=== Extracted entries ===

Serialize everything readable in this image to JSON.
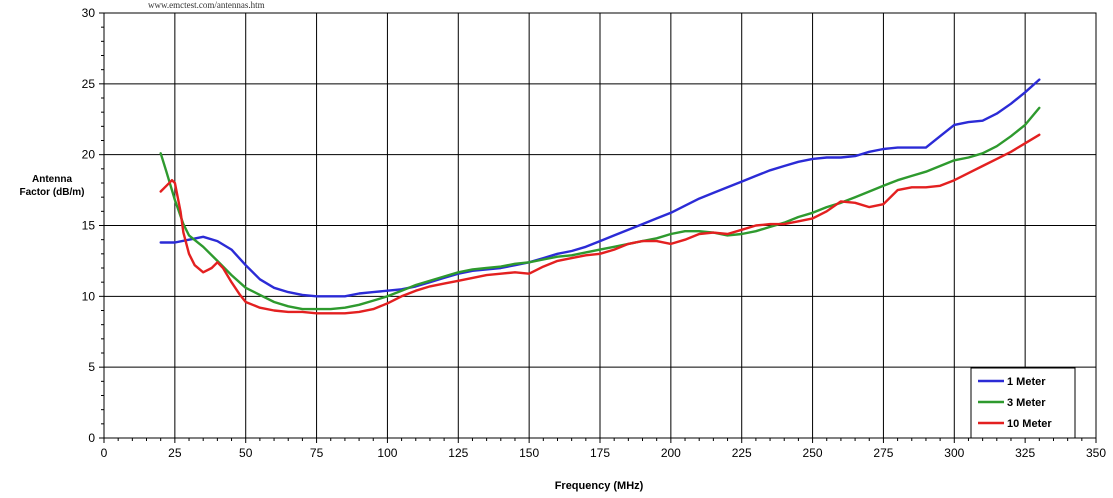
{
  "chart_data": {
    "type": "line",
    "url_text": "www.emctest.com/antennas.htm",
    "ylabel_lines": [
      "Antenna",
      "Factor (dB/m)"
    ],
    "xlabel": "Frequency (MHz)",
    "xlim": [
      0,
      350
    ],
    "ylim": [
      0,
      30
    ],
    "x_ticks": [
      0,
      25,
      50,
      75,
      100,
      125,
      150,
      175,
      200,
      225,
      250,
      275,
      300,
      325,
      350
    ],
    "y_ticks": [
      0,
      5,
      10,
      15,
      20,
      25,
      30
    ],
    "grid": true,
    "legend_position": "bottom-right",
    "series": [
      {
        "name": "1 Meter",
        "color": "#2b2bd6",
        "points": [
          [
            20,
            13.8
          ],
          [
            25,
            13.8
          ],
          [
            30,
            14.0
          ],
          [
            35,
            14.2
          ],
          [
            40,
            13.9
          ],
          [
            45,
            13.3
          ],
          [
            50,
            12.2
          ],
          [
            55,
            11.2
          ],
          [
            60,
            10.6
          ],
          [
            65,
            10.3
          ],
          [
            70,
            10.1
          ],
          [
            75,
            10.0
          ],
          [
            80,
            10.0
          ],
          [
            85,
            10.0
          ],
          [
            90,
            10.2
          ],
          [
            95,
            10.3
          ],
          [
            100,
            10.4
          ],
          [
            105,
            10.5
          ],
          [
            110,
            10.7
          ],
          [
            115,
            11.0
          ],
          [
            120,
            11.3
          ],
          [
            125,
            11.6
          ],
          [
            130,
            11.8
          ],
          [
            135,
            11.9
          ],
          [
            140,
            12.0
          ],
          [
            145,
            12.2
          ],
          [
            150,
            12.4
          ],
          [
            155,
            12.7
          ],
          [
            160,
            13.0
          ],
          [
            165,
            13.2
          ],
          [
            170,
            13.5
          ],
          [
            175,
            13.9
          ],
          [
            180,
            14.3
          ],
          [
            185,
            14.7
          ],
          [
            190,
            15.1
          ],
          [
            195,
            15.5
          ],
          [
            200,
            15.9
          ],
          [
            205,
            16.4
          ],
          [
            210,
            16.9
          ],
          [
            215,
            17.3
          ],
          [
            220,
            17.7
          ],
          [
            225,
            18.1
          ],
          [
            230,
            18.5
          ],
          [
            235,
            18.9
          ],
          [
            240,
            19.2
          ],
          [
            245,
            19.5
          ],
          [
            250,
            19.7
          ],
          [
            255,
            19.8
          ],
          [
            260,
            19.8
          ],
          [
            265,
            19.9
          ],
          [
            270,
            20.2
          ],
          [
            275,
            20.4
          ],
          [
            280,
            20.5
          ],
          [
            285,
            20.5
          ],
          [
            290,
            20.5
          ],
          [
            295,
            21.3
          ],
          [
            300,
            22.1
          ],
          [
            305,
            22.3
          ],
          [
            310,
            22.4
          ],
          [
            315,
            22.9
          ],
          [
            320,
            23.6
          ],
          [
            325,
            24.4
          ],
          [
            330,
            25.3
          ]
        ]
      },
      {
        "name": "3 Meter",
        "color": "#2e9a2e",
        "points": [
          [
            20,
            20.1
          ],
          [
            22,
            18.8
          ],
          [
            25,
            16.8
          ],
          [
            28,
            15.1
          ],
          [
            30,
            14.3
          ],
          [
            35,
            13.5
          ],
          [
            40,
            12.5
          ],
          [
            45,
            11.5
          ],
          [
            50,
            10.6
          ],
          [
            55,
            10.1
          ],
          [
            60,
            9.6
          ],
          [
            65,
            9.3
          ],
          [
            70,
            9.1
          ],
          [
            75,
            9.1
          ],
          [
            80,
            9.1
          ],
          [
            85,
            9.2
          ],
          [
            90,
            9.4
          ],
          [
            95,
            9.7
          ],
          [
            100,
            10.0
          ],
          [
            105,
            10.4
          ],
          [
            110,
            10.8
          ],
          [
            115,
            11.1
          ],
          [
            120,
            11.4
          ],
          [
            125,
            11.7
          ],
          [
            130,
            11.9
          ],
          [
            135,
            12.0
          ],
          [
            140,
            12.1
          ],
          [
            145,
            12.3
          ],
          [
            150,
            12.4
          ],
          [
            155,
            12.6
          ],
          [
            160,
            12.8
          ],
          [
            165,
            12.9
          ],
          [
            170,
            13.1
          ],
          [
            175,
            13.3
          ],
          [
            180,
            13.5
          ],
          [
            185,
            13.7
          ],
          [
            190,
            13.9
          ],
          [
            195,
            14.1
          ],
          [
            200,
            14.4
          ],
          [
            205,
            14.6
          ],
          [
            210,
            14.6
          ],
          [
            215,
            14.5
          ],
          [
            220,
            14.3
          ],
          [
            225,
            14.4
          ],
          [
            230,
            14.6
          ],
          [
            235,
            14.9
          ],
          [
            240,
            15.2
          ],
          [
            245,
            15.6
          ],
          [
            250,
            15.9
          ],
          [
            255,
            16.3
          ],
          [
            260,
            16.6
          ],
          [
            265,
            17.0
          ],
          [
            270,
            17.4
          ],
          [
            275,
            17.8
          ],
          [
            280,
            18.2
          ],
          [
            285,
            18.5
          ],
          [
            290,
            18.8
          ],
          [
            295,
            19.2
          ],
          [
            300,
            19.6
          ],
          [
            305,
            19.8
          ],
          [
            310,
            20.1
          ],
          [
            315,
            20.6
          ],
          [
            320,
            21.3
          ],
          [
            325,
            22.1
          ],
          [
            330,
            23.3
          ]
        ]
      },
      {
        "name": "10 Meter",
        "color": "#e32020",
        "points": [
          [
            20,
            17.4
          ],
          [
            22,
            17.8
          ],
          [
            24,
            18.2
          ],
          [
            25,
            18.0
          ],
          [
            27,
            16.0
          ],
          [
            28,
            14.5
          ],
          [
            30,
            13.0
          ],
          [
            32,
            12.2
          ],
          [
            35,
            11.7
          ],
          [
            38,
            12.0
          ],
          [
            40,
            12.4
          ],
          [
            42,
            12.0
          ],
          [
            45,
            11.0
          ],
          [
            48,
            10.1
          ],
          [
            50,
            9.6
          ],
          [
            55,
            9.2
          ],
          [
            60,
            9.0
          ],
          [
            65,
            8.9
          ],
          [
            70,
            8.9
          ],
          [
            75,
            8.8
          ],
          [
            80,
            8.8
          ],
          [
            85,
            8.8
          ],
          [
            90,
            8.9
          ],
          [
            95,
            9.1
          ],
          [
            100,
            9.5
          ],
          [
            105,
            10.0
          ],
          [
            110,
            10.4
          ],
          [
            115,
            10.7
          ],
          [
            120,
            10.9
          ],
          [
            125,
            11.1
          ],
          [
            130,
            11.3
          ],
          [
            135,
            11.5
          ],
          [
            140,
            11.6
          ],
          [
            145,
            11.7
          ],
          [
            150,
            11.6
          ],
          [
            155,
            12.1
          ],
          [
            160,
            12.5
          ],
          [
            165,
            12.7
          ],
          [
            170,
            12.9
          ],
          [
            175,
            13.0
          ],
          [
            180,
            13.3
          ],
          [
            185,
            13.7
          ],
          [
            190,
            13.9
          ],
          [
            195,
            13.9
          ],
          [
            200,
            13.7
          ],
          [
            205,
            14.0
          ],
          [
            210,
            14.4
          ],
          [
            215,
            14.5
          ],
          [
            220,
            14.4
          ],
          [
            225,
            14.7
          ],
          [
            230,
            15.0
          ],
          [
            235,
            15.1
          ],
          [
            240,
            15.1
          ],
          [
            245,
            15.3
          ],
          [
            250,
            15.5
          ],
          [
            255,
            16.0
          ],
          [
            260,
            16.7
          ],
          [
            265,
            16.6
          ],
          [
            270,
            16.3
          ],
          [
            275,
            16.5
          ],
          [
            280,
            17.5
          ],
          [
            285,
            17.7
          ],
          [
            290,
            17.7
          ],
          [
            295,
            17.8
          ],
          [
            300,
            18.2
          ],
          [
            305,
            18.7
          ],
          [
            310,
            19.2
          ],
          [
            315,
            19.7
          ],
          [
            320,
            20.2
          ],
          [
            325,
            20.8
          ],
          [
            330,
            21.4
          ]
        ]
      }
    ]
  }
}
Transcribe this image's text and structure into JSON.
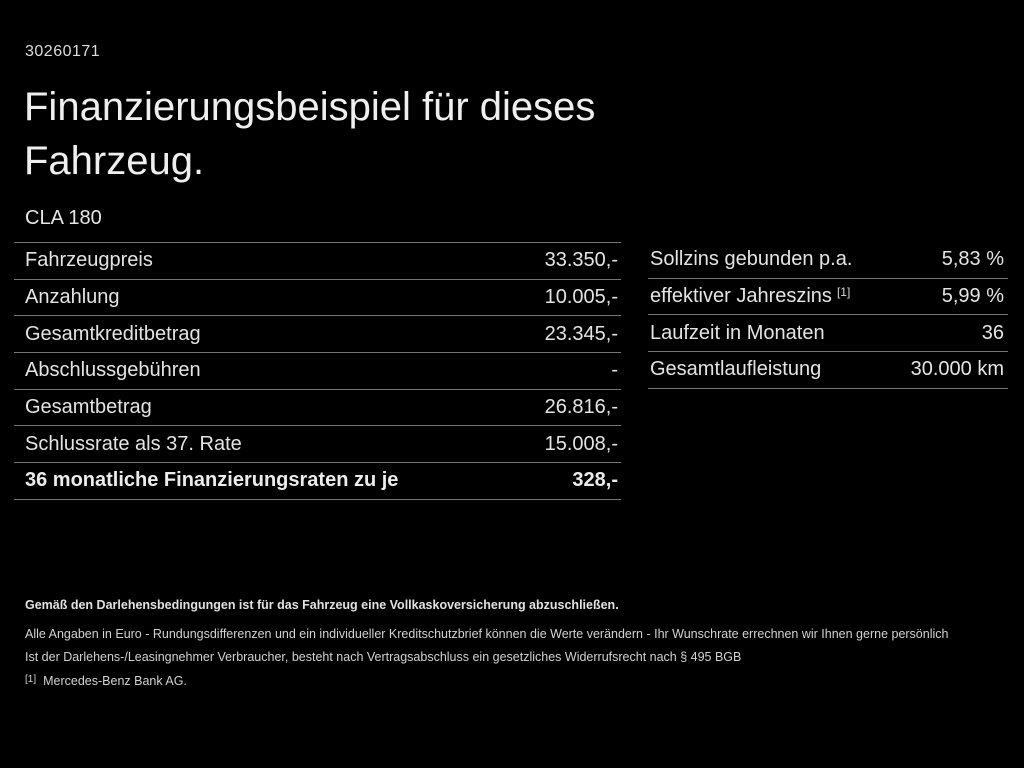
{
  "page": {
    "background": "#000000",
    "text_color": "#e4e4e4",
    "divider_color": "#757575"
  },
  "header": {
    "doc_id": "30260171",
    "title": "Finanzierungsbeispiel für dieses\nFahrzeug.",
    "model": "CLA 180"
  },
  "finance_table": {
    "rows": [
      {
        "label": "Fahrzeugpreis",
        "value": "33.350,-"
      },
      {
        "label": "Anzahlung",
        "value": "10.005,-"
      },
      {
        "label": "Gesamtkreditbetrag",
        "value": "23.345,-"
      },
      {
        "label": "Abschlussgebühren",
        "value": "-"
      },
      {
        "label": "Gesamtbetrag",
        "value": "26.816,-"
      },
      {
        "label": "Schlussrate als 37. Rate",
        "value": "15.008,-"
      },
      {
        "label": "36 monatliche Finanzierungsraten zu je",
        "value": "328,-"
      }
    ]
  },
  "conditions_table": {
    "rows": [
      {
        "label": "Sollzins gebunden p.a.",
        "value": "5,83 %"
      },
      {
        "label": "effektiver Jahreszins",
        "sup": "[1]",
        "value": "5,99 %"
      },
      {
        "label": "Laufzeit in Monaten",
        "value": "36"
      },
      {
        "label": "Gesamtlaufleistung",
        "value": "30.000 km"
      }
    ]
  },
  "footer": {
    "insurance_note": "Gemäß den Darlehensbedingungen ist für das Fahrzeug eine Vollkaskoversicherung abzuschließen.",
    "disclaimer_1": "Alle Angaben in Euro - Rundungsdifferenzen und ein individueller Kreditschutzbrief können die Werte verändern - Ihr Wunschrate errechnen wir Ihnen gerne persönlich",
    "disclaimer_2": "Ist der Darlehens-/Leasingnehmer Verbraucher, besteht nach Vertragsabschluss ein gesetzliches Widerrufsrecht nach § 495 BGB",
    "footnote_marker": "[1]",
    "footnote_text": "Mercedes-Benz Bank AG."
  }
}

===

Show the lines of the records that include the string "Meter".

        "name": "1 Meter",
        "name": "3 Meter",
        "name": "10 Meter",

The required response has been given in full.